■ ABOUT THIS TASK ■
Go over the data below line by line, and state how many lines contain the string "here". Give the number only.
*** ENTRIES PROVIDED ***
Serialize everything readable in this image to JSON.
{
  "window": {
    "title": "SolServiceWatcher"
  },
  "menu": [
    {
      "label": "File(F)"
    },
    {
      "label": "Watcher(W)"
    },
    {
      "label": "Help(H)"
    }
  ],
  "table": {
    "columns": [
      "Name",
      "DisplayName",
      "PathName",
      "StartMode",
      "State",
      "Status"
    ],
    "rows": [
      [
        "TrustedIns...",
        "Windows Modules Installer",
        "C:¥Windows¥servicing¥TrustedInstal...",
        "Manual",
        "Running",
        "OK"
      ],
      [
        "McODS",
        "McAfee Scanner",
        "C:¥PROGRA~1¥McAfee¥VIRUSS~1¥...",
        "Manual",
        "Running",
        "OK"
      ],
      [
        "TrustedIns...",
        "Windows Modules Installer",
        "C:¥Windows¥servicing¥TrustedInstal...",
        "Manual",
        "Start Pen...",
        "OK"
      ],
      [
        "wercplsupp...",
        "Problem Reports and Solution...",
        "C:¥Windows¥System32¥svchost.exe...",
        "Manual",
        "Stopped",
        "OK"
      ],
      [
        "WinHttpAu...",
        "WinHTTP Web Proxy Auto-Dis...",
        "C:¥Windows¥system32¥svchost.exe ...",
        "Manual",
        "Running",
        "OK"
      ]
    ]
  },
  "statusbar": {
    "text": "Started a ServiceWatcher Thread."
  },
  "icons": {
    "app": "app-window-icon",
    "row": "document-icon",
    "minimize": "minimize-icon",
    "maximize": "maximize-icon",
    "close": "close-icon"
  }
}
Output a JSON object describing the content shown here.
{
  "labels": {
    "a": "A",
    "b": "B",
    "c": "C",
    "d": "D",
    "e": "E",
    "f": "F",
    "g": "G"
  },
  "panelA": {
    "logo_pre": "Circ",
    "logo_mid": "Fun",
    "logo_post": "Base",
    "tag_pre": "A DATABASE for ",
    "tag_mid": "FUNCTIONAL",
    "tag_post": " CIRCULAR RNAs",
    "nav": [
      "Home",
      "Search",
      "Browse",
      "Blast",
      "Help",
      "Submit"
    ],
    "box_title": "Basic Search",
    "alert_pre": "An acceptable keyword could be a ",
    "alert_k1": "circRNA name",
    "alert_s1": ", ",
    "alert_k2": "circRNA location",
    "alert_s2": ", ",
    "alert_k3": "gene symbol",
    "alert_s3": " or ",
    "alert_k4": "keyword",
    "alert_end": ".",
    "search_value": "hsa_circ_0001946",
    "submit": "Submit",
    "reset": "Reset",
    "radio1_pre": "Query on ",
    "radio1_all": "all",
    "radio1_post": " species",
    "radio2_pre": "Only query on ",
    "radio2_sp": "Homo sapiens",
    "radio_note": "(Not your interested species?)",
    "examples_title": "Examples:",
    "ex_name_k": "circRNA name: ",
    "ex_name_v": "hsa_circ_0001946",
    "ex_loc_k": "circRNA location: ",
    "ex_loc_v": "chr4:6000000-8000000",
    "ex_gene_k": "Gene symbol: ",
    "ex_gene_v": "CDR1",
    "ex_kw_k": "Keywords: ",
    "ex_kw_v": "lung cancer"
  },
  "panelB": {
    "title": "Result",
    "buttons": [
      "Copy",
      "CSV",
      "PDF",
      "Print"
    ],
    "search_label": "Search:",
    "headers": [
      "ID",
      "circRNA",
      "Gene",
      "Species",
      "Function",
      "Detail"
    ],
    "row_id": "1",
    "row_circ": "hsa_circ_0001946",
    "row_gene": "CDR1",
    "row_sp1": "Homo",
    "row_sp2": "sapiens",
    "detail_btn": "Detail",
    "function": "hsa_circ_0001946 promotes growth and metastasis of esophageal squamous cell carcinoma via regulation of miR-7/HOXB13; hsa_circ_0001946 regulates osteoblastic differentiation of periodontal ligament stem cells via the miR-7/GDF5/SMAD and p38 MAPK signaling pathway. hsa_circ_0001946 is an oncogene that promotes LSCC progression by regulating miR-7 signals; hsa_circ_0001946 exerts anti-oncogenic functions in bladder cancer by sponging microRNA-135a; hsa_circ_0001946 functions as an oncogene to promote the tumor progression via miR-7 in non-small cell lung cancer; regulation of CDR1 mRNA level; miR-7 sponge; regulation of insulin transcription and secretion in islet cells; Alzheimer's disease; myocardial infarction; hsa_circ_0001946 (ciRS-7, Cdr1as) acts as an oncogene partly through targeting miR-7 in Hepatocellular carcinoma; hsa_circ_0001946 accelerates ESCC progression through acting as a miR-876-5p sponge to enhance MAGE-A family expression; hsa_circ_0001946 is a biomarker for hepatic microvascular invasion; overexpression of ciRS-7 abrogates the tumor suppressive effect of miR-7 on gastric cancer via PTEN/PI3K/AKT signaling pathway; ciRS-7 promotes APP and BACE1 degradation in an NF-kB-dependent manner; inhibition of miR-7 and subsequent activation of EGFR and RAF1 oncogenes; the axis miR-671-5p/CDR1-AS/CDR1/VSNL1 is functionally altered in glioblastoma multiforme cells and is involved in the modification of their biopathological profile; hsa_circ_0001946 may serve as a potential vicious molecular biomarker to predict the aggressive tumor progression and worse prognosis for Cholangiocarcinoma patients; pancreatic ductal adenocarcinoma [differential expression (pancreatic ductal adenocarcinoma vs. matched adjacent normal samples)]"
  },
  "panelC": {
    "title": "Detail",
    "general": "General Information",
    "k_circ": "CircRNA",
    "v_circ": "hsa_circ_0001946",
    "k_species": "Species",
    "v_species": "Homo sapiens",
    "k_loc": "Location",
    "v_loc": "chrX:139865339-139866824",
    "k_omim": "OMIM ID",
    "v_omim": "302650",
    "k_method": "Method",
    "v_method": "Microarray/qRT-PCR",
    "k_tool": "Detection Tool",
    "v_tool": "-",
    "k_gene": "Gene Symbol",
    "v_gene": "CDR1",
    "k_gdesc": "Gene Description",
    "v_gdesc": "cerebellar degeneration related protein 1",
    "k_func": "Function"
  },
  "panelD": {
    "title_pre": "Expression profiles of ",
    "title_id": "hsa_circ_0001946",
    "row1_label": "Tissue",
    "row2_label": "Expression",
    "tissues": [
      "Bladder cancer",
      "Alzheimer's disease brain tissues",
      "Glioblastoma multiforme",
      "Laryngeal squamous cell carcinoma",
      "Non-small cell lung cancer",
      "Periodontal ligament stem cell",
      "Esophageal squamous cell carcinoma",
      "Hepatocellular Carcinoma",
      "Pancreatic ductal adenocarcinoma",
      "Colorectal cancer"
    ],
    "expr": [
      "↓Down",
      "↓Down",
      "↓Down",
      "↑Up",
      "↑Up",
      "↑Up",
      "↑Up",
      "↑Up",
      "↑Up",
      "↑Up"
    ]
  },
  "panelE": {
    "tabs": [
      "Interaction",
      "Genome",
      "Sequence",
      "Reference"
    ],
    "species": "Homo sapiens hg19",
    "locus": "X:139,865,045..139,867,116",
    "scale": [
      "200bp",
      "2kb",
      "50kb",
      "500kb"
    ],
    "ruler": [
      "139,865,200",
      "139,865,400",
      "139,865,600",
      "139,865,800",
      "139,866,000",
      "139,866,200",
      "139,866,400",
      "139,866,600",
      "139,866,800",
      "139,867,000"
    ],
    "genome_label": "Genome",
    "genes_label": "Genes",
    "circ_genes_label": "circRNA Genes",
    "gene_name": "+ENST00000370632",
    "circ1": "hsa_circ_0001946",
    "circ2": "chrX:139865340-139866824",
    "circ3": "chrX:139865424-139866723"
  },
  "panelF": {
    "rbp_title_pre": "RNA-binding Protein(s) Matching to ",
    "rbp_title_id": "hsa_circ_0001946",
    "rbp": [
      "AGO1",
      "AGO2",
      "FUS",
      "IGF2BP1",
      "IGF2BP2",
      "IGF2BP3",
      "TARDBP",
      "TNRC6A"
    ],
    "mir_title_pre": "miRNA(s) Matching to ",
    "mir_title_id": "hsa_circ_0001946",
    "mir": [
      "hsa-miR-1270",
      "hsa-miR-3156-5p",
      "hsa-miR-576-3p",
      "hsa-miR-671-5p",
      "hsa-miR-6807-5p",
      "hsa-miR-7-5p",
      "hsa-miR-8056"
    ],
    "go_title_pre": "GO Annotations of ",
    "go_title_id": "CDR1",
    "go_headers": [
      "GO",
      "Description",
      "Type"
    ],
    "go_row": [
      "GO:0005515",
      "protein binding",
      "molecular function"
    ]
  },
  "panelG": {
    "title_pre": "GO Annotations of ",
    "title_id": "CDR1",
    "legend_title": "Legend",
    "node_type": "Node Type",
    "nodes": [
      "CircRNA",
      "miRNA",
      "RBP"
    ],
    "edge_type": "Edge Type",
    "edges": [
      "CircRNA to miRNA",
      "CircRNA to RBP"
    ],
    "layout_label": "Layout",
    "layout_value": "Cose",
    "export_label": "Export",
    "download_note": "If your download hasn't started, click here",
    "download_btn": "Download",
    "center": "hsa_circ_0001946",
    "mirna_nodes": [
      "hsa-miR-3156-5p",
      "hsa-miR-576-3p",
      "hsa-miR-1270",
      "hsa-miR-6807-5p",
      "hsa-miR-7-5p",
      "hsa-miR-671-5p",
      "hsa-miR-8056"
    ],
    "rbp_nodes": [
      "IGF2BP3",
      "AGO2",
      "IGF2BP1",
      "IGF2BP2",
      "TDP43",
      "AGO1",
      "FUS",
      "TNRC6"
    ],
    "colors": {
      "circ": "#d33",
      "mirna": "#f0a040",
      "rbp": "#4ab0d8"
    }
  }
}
***
■ SOLUTION FOR THIS TASK ■
2